■ Task directions
Keep the pictures out of the copy and print all the entries below exactly.

■ Data in this exercise
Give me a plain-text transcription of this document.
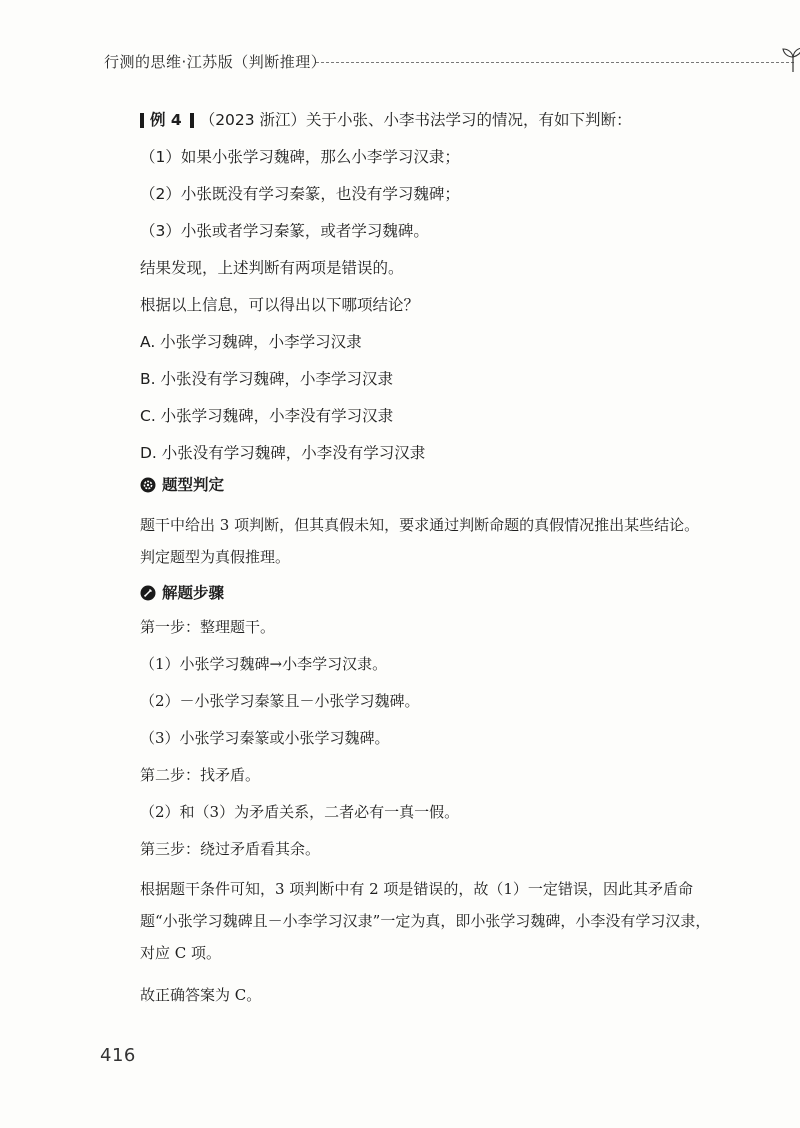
行测的思维·江苏版（判断推理）
例 4 （2023 浙江）关于小张、小李书法学习的情况，有如下判断：

（1）如果小张学习魏碑，那么小李学习汉隶；

（2）小张既没有学习秦篆，也没有学习魏碑；

（3）小张或者学习秦篆，或者学习魏碑。

结果发现，上述判断有两项是错误的。

根据以上信息，可以得出以下哪项结论？

A. 小张学习魏碑，小李学习汉隶

B. 小张没有学习魏碑，小李学习汉隶

C. 小张学习魏碑，小李没有学习汉隶

D. 小张没有学习魏碑，小李没有学习汉隶

题型判定

题干中给出 3 项判断，但其真假未知，要求通过判断命题的真假情况推出某些结论。判定题型为真假推理。

解题步骤

第一步：整理题干。

（1）小张学习魏碑→小李学习汉隶。

（2）－小张学习秦篆且－小张学习魏碑。

（3）小张学习秦篆或小张学习魏碑。

第二步：找矛盾。

（2）和（3）为矛盾关系，二者必有一真一假。

第三步：绕过矛盾看其余。

根据题干条件可知，3 项判断中有 2 项是错误的，故（1）一定错误，因此其矛盾命题“小张学习魏碑且－小李学习汉隶”一定为真，即小张学习魏碑，小李没有学习汉隶，对应 C 项。

故正确答案为 C。

416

■ Exercise result
Give me a plain-text transcription of this document.
行测的思维·江苏版（判断推理）
例 4 （2023 浙江）关于小张、小李书法学习的情况，有如下判断：

（1）如果小张学习魏碑，那么小李学习汉隶；

（2）小张既没有学习秦篆，也没有学习魏碑；

（3）小张或者学习秦篆，或者学习魏碑。

结果发现，上述判断有两项是错误的。

根据以上信息，可以得出以下哪项结论？

A. 小张学习魏碑，小李学习汉隶

B. 小张没有学习魏碑，小李学习汉隶

C. 小张学习魏碑，小李没有学习汉隶

D. 小张没有学习魏碑，小李没有学习汉隶

题型判定

题干中给出 3 项判断，但其真假未知，要求通过判断命题的真假情况推出某些结论。判定题型为真假推理。

解题步骤

第一步：整理题干。

（1）小张学习魏碑→小李学习汉隶。

（2）－小张学习秦篆且－小张学习魏碑。

（3）小张学习秦篆或小张学习魏碑。

第二步：找矛盾。

（2）和（3）为矛盾关系，二者必有一真一假。

第三步：绕过矛盾看其余。

根据题干条件可知，3 项判断中有 2 项是错误的，故（1）一定错误，因此其矛盾命题“小张学习魏碑且－小李学习汉隶”一定为真，即小张学习魏碑，小李没有学习汉隶，对应 C 项。

故正确答案为 C。

416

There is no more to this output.